**Exercise goal**
Can you retype every record below exactly as written?

Dataset entries on figures
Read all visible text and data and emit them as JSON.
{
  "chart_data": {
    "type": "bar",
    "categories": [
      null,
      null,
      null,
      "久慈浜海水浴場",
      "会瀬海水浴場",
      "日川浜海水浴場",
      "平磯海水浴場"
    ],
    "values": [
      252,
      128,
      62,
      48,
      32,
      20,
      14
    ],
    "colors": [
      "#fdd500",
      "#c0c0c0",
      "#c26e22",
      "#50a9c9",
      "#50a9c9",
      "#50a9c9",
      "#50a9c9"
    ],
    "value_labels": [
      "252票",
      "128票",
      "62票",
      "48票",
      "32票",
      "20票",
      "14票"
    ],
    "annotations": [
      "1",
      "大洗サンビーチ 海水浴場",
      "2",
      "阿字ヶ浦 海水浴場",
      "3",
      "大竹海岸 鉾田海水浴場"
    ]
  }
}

**Task result**
Read all visible text and data and emit them as JSON.
{
  "chart_data": {
    "type": "bar",
    "categories": [
      null,
      null,
      null,
      "久慈浜海水浴場",
      "会瀬海水浴場",
      "日川浜海水浴場",
      "平磯海水浴場"
    ],
    "values": [
      252,
      128,
      62,
      48,
      32,
      20,
      14
    ],
    "colors": [
      "#fdd500",
      "#c0c0c0",
      "#c26e22",
      "#50a9c9",
      "#50a9c9",
      "#50a9c9",
      "#50a9c9"
    ],
    "value_labels": [
      "252票",
      "128票",
      "62票",
      "48票",
      "32票",
      "20票",
      "14票"
    ],
    "annotations": [
      "1",
      "大洗サンビーチ 海水浴場",
      "2",
      "阿字ヶ浦 海水浴場",
      "3",
      "大竹海岸 鉾田海水浴場"
    ]
  }
}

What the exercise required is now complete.